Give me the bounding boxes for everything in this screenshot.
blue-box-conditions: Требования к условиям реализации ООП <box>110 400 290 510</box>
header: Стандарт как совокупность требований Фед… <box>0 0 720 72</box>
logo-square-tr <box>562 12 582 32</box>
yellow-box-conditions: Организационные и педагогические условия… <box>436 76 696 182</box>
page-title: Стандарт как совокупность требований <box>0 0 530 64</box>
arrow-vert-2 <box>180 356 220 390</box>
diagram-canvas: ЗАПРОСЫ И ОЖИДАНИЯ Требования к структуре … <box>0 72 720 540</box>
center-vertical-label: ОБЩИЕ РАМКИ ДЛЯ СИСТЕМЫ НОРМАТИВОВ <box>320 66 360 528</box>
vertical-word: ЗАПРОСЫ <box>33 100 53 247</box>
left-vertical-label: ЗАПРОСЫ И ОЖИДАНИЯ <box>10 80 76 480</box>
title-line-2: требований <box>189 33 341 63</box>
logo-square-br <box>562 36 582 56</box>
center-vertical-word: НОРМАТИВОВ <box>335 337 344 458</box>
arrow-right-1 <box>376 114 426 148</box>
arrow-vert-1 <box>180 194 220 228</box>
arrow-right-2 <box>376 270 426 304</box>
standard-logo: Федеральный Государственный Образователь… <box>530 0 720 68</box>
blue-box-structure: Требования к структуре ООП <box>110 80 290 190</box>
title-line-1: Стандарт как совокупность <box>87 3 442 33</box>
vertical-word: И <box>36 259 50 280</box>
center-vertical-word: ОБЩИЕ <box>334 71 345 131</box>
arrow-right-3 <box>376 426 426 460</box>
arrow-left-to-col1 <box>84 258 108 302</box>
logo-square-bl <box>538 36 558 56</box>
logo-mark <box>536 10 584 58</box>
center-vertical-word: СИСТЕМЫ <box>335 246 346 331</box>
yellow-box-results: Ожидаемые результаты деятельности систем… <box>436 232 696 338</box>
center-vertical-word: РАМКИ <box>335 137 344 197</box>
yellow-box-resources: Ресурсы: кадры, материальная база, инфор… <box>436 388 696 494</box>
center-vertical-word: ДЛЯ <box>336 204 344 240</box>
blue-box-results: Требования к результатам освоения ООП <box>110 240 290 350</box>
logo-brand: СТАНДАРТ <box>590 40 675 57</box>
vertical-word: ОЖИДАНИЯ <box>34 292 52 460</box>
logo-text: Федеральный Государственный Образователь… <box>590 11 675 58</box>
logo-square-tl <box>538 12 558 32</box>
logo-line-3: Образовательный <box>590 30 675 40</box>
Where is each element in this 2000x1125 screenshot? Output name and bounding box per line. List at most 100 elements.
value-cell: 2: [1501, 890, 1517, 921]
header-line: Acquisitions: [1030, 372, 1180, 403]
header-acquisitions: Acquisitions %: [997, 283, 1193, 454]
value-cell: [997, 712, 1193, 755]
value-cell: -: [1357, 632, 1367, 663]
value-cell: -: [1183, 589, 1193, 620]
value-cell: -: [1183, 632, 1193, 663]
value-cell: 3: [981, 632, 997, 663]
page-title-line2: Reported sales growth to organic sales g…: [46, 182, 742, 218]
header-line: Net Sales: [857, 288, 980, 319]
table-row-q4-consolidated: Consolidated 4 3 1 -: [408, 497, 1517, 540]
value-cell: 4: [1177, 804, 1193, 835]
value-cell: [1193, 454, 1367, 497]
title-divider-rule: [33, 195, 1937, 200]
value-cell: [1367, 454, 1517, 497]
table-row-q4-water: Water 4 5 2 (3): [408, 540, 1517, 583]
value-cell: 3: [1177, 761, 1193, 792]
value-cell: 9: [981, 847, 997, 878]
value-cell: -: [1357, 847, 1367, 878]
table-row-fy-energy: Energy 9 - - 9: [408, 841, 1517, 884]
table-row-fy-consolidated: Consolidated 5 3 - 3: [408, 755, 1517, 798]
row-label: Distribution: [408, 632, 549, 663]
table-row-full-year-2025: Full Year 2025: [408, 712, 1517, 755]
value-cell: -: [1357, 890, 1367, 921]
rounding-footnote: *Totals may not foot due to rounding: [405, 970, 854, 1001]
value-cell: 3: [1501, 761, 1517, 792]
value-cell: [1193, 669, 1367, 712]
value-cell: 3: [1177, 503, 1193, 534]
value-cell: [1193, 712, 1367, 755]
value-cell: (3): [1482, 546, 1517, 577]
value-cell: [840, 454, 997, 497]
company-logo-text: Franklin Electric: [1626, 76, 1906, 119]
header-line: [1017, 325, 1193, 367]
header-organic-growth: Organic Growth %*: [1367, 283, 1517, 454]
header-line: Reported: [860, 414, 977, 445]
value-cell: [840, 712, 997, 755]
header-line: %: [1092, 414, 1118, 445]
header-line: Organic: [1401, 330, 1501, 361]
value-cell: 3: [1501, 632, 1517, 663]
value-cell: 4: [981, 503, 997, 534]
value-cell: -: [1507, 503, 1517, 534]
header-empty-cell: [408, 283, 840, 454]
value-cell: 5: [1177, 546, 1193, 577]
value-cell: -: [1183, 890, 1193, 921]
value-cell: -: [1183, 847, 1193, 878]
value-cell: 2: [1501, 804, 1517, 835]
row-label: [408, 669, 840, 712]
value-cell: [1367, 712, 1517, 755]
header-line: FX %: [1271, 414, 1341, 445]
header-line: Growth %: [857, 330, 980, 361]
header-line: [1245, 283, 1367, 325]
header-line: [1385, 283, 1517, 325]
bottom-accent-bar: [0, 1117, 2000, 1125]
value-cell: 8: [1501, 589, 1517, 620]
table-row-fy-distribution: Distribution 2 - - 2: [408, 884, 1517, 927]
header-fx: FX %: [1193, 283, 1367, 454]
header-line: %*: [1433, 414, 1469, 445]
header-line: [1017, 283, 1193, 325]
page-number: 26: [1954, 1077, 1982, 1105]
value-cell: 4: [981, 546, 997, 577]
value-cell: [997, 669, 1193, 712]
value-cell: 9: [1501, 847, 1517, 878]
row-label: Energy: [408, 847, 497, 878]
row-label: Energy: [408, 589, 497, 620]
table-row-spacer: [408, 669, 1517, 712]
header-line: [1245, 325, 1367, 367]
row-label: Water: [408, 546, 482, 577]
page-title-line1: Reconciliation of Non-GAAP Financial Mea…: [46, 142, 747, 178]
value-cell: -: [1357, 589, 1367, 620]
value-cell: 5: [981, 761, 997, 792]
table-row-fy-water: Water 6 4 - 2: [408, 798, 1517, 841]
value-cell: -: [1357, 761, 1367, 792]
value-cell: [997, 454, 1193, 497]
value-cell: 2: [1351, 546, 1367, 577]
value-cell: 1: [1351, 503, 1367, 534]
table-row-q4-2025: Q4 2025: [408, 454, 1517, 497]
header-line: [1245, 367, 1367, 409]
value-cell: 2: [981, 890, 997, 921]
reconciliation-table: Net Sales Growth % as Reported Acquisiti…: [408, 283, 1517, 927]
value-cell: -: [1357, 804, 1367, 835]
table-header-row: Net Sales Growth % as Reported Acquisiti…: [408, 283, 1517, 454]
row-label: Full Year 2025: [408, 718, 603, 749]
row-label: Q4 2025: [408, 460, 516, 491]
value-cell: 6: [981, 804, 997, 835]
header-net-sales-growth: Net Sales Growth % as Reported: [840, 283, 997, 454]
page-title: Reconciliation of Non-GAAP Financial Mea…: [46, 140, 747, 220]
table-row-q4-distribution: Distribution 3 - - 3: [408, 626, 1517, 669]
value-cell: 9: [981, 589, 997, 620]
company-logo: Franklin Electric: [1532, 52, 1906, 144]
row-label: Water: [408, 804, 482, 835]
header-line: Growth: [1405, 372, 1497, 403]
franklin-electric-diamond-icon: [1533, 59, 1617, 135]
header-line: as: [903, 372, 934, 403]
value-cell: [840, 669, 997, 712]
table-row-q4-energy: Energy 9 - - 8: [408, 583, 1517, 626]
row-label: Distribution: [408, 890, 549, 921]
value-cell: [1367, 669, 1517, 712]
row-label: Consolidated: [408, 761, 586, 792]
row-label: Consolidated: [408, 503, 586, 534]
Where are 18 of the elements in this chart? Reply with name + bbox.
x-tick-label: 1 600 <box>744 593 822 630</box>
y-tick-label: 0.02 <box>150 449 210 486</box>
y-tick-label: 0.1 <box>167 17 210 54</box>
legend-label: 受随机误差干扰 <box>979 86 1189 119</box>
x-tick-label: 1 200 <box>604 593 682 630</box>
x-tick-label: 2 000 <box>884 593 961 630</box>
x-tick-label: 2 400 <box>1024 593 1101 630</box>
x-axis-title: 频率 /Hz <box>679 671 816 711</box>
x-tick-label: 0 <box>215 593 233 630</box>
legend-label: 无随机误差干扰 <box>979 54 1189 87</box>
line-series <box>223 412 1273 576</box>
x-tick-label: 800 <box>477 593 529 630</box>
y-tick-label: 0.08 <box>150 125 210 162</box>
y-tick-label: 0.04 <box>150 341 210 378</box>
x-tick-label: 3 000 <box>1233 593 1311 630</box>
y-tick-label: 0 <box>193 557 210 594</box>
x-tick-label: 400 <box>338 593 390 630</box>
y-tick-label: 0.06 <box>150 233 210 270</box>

# PROBLEM STATEMENT
Render the data above as a JSON list of strings, one string per line, leaving out blank lines. Start at the first line of the data and go on through the line containing "blue-box-structure: Требования к".

# TASK OUTPUT
[
  "Give me the bounding boxes for everything in this screenshot.",
  "blue-box-conditions: Требования к условиям реализации ООП <box>110 400 290 510</box>",
  "header: Стандарт как совокупность требований Фед… <box>0 0 720 72</box>",
  "logo-square-tr <box>562 12 582 32</box>",
  "yellow-box-conditions: Организационные и педагогические условия… <box>436 76 696 182</box>",
  "page-title: Стандарт как совокупность требований <box>0 0 530 64</box>",
  "arrow-vert-2 <box>180 356 220 390</box>",
  "diagram-canvas: ЗАПРОСЫ И ОЖИДАНИЯ Требования к структуре … <box>0 72 720 540</box>",
  "center-vertical-label: ОБЩИЕ РАМКИ ДЛЯ СИСТЕМЫ НОРМАТИВОВ <box>320 66 360 528</box>",
  "vertical-word: ЗАПРОСЫ <box>33 100 53 247</box>",
  "left-vertical-label: ЗАПРОСЫ И ОЖИДАНИЯ <box>10 80 76 480</box>",
  "title-line-2: требований <box>189 33 341 63</box>",
  "logo-square-br <box>562 36 582 56</box>",
  "center-vertical-word: НОРМАТИВОВ <box>335 337 344 458</box>",
  "arrow-right-1 <box>376 114 426 148</box>",
  "arrow-vert-1 <box>180 194 220 228</box>",
  "arrow-right-2 <box>376 270 426 304</box>",
  "standard-logo: Федеральный Государственный Образователь… <box>530 0 720 68</box>",
  "blue-box-structure: Требования к структуре ООП <box>110 80 290 190</box>"
]